-- BEGIN Input --
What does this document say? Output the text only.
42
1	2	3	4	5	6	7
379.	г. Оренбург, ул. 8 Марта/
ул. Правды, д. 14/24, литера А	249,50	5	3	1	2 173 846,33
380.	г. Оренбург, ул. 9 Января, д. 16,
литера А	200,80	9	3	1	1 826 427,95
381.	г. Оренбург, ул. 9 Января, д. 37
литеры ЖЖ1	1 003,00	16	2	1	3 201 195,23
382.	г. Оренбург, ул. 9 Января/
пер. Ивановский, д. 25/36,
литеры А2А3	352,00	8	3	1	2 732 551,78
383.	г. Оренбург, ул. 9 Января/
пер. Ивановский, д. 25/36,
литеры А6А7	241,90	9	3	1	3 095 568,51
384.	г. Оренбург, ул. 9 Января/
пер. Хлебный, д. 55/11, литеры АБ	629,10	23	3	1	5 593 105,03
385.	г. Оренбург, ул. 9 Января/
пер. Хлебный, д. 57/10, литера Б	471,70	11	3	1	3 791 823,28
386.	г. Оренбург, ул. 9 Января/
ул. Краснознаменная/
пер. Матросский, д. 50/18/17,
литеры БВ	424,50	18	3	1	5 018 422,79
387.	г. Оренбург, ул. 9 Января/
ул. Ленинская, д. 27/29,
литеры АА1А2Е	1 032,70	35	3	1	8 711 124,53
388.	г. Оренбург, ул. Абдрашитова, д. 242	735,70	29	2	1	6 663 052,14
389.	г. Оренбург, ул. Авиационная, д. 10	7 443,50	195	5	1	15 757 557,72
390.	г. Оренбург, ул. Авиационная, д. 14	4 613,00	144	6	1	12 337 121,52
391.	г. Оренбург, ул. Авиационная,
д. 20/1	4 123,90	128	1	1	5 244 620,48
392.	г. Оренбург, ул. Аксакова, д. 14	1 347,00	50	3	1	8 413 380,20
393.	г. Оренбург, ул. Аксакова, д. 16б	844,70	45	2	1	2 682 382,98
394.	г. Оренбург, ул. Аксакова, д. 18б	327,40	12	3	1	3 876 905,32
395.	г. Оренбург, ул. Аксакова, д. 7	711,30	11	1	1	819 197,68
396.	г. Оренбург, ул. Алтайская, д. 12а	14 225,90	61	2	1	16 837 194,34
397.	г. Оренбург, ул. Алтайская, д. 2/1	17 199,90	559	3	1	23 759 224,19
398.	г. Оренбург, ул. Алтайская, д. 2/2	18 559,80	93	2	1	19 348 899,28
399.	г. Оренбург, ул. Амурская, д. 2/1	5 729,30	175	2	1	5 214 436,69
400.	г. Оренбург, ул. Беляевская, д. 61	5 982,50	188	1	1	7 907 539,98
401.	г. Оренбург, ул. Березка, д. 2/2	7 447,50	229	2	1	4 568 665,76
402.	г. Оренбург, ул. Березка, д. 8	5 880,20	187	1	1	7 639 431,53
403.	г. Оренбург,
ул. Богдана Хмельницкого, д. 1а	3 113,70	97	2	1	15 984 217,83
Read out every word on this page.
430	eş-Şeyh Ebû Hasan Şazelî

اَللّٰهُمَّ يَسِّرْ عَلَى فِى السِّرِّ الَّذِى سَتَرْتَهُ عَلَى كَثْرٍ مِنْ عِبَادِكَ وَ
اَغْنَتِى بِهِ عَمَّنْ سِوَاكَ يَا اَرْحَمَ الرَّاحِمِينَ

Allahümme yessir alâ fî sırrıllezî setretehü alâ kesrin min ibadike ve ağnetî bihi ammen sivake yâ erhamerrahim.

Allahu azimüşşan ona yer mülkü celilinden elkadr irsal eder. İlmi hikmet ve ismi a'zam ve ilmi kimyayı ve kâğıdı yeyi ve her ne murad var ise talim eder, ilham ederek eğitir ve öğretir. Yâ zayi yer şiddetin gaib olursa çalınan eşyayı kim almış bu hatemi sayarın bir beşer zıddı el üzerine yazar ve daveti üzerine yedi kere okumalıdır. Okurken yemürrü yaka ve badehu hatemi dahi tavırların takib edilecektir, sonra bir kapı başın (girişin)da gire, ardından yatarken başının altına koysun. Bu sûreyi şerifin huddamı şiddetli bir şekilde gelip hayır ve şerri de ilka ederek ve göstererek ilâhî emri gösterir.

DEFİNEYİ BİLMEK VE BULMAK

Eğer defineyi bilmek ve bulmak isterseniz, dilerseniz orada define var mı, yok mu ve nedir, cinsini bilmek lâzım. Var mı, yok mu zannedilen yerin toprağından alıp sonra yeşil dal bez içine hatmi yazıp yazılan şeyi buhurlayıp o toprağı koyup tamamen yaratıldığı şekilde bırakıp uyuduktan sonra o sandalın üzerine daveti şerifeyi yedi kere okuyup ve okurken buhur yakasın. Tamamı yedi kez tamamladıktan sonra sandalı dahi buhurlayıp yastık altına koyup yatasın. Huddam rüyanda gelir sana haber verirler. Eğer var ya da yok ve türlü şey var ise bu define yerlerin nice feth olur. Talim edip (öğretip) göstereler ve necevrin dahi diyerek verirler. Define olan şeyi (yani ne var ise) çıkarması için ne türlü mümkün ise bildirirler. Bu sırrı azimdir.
-- END Input --
What is needed: Repeat the lines above exactly.

Response:
What does this document say? Output the text only.
42
1	2	3	4	5	6	7
379.	г. Оренбург, ул. 8 Марта/
ул. Правды, д. 14/24, литера А	249,50	5	3	1	2 173 846,33
380.	г. Оренбург, ул. 9 Января, д. 16,
литера А	200,80	9	3	1	1 826 427,95
381.	г. Оренбург, ул. 9 Января, д. 37
литеры ЖЖ1	1 003,00	16	2	1	3 201 195,23
382.	г. Оренбург, ул. 9 Января/
пер. Ивановский, д. 25/36,
литеры А2А3	352,00	8	3	1	2 732 551,78
383.	г. Оренбург, ул. 9 Января/
пер. Ивановский, д. 25/36,
литеры А6А7	241,90	9	3	1	3 095 568,51
384.	г. Оренбург, ул. 9 Января/
пер. Хлебный, д. 55/11, литеры АБ	629,10	23	3	1	5 593 105,03
385.	г. Оренбург, ул. 9 Января/
пер. Хлебный, д. 57/10, литера Б	471,70	11	3	1	3 791 823,28
386.	г. Оренбург, ул. 9 Января/
ул. Краснознаменная/
пер. Матросский, д. 50/18/17,
литеры БВ	424,50	18	3	1	5 018 422,79
387.	г. Оренбург, ул. 9 Января/
ул. Ленинская, д. 27/29,
литеры АА1А2Е	1 032,70	35	3	1	8 711 124,53
388.	г. Оренбург, ул. Абдрашитова, д. 242	735,70	29	2	1	6 663 052,14
389.	г. Оренбург, ул. Авиационная, д. 10	7 443,50	195	5	1	15 757 557,72
390.	г. Оренбург, ул. Авиационная, д. 14	4 613,00	144	6	1	12 337 121,52
391.	г. Оренбург, ул. Авиационная,
д. 20/1	4 123,90	128	1	1	5 244 620,48
392.	г. Оренбург, ул. Аксакова, д. 14	1 347,00	50	3	1	8 413 380,20
393.	г. Оренбург, ул. Аксакова, д. 16б	844,70	45	2	1	2 682 382,98
394.	г. Оренбург, ул. Аксакова, д. 18б	327,40	12	3	1	3 876 905,32
395.	г. Оренбург, ул. Аксакова, д. 7	711,30	11	1	1	819 197,68
396.	г. Оренбург, ул. Алтайская, д. 12а	14 225,90	61	2	1	16 837 194,34
397.	г. Оренбург, ул. Алтайская, д. 2/1	17 199,90	559	3	1	23 759 224,19
398.	г. Оренбург, ул. Алтайская, д. 2/2	18 559,80	93	2	1	19 348 899,28
399.	г. Оренбург, ул. Амурская, д. 2/1	5 729,30	175	2	1	5 214 436,69
400.	г. Оренбург, ул. Беляевская, д. 61	5 982,50	188	1	1	7 907 539,98
401.	г. Оренбург, ул. Березка, д. 2/2	7 447,50	229	2	1	4 568 665,76
402.	г. Оренбург, ул. Березка, д. 8	5 880,20	187	1	1	7 639 431,53
403.	г. Оренбург,
ул. Богдана Хмельницкого, д. 1а	3 113,70	97	2	1	15 984 217,83
Read out every word on this page.
430	eş-Şeyh Ebû Hasan Şazelî

اَللّٰهُمَّ يَسِّرْ عَلَى فِى السِّرِّ الَّذِى سَتَرْتَهُ عَلَى كَثْرٍ مِنْ عِبَادِكَ وَ
اَغْنَتِى بِهِ عَمَّنْ سِوَاكَ يَا اَرْحَمَ الرَّاحِمِينَ

Allahümme yessir alâ fî sırrıllezî setretehü alâ kesrin min ibadike ve ağnetî bihi ammen sivake yâ erhamerrahim.

Allahu azimüşşan ona yer mülkü celilinden elkadr irsal eder. İlmi hikmet ve ismi a'zam ve ilmi kimyayı ve kâğıdı yeyi ve her ne murad var ise talim eder, ilham ederek eğitir ve öğretir. Yâ zayi yer şiddetin gaib olursa çalınan eşyayı kim almış bu hatemi sayarın bir beşer zıddı el üzerine yazar ve daveti üzerine yedi kere okumalıdır. Okurken yemürrü yaka ve badehu hatemi dahi tavırların takib edilecektir, sonra bir kapı başın (girişin)da gire, ardından yatarken başının altına koysun. Bu sûreyi şerifin huddamı şiddetli bir şekilde gelip hayır ve şerri de ilka ederek ve göstererek ilâhî emri gösterir.

DEFİNEYİ BİLMEK VE BULMAK

Eğer defineyi bilmek ve bulmak isterseniz, dilerseniz orada define var mı, yok mu ve nedir, cinsini bilmek lâzım. Var mı, yok mu zannedilen yerin toprağından alıp sonra yeşil dal bez içine hatmi yazıp yazılan şeyi buhurlayıp o toprağı koyup tamamen yaratıldığı şekilde bırakıp uyuduktan sonra o sandalın üzerine daveti şerifeyi yedi kere okuyup ve okurken buhur yakasın. Tamamı yedi kez tamamladıktan sonra sandalı dahi buhurlayıp yastık altına koyup yatasın. Huddam rüyanda gelir sana haber verirler. Eğer var ya da yok ve türlü şey var ise bu define yerlerin nice feth olur. Talim edip (öğretip) göstereler ve necevrin dahi diyerek verirler. Define olan şeyi (yani ne var ise) çıkarması için ne türlü mümkün ise bildirirler. Bu sırrı azimdir.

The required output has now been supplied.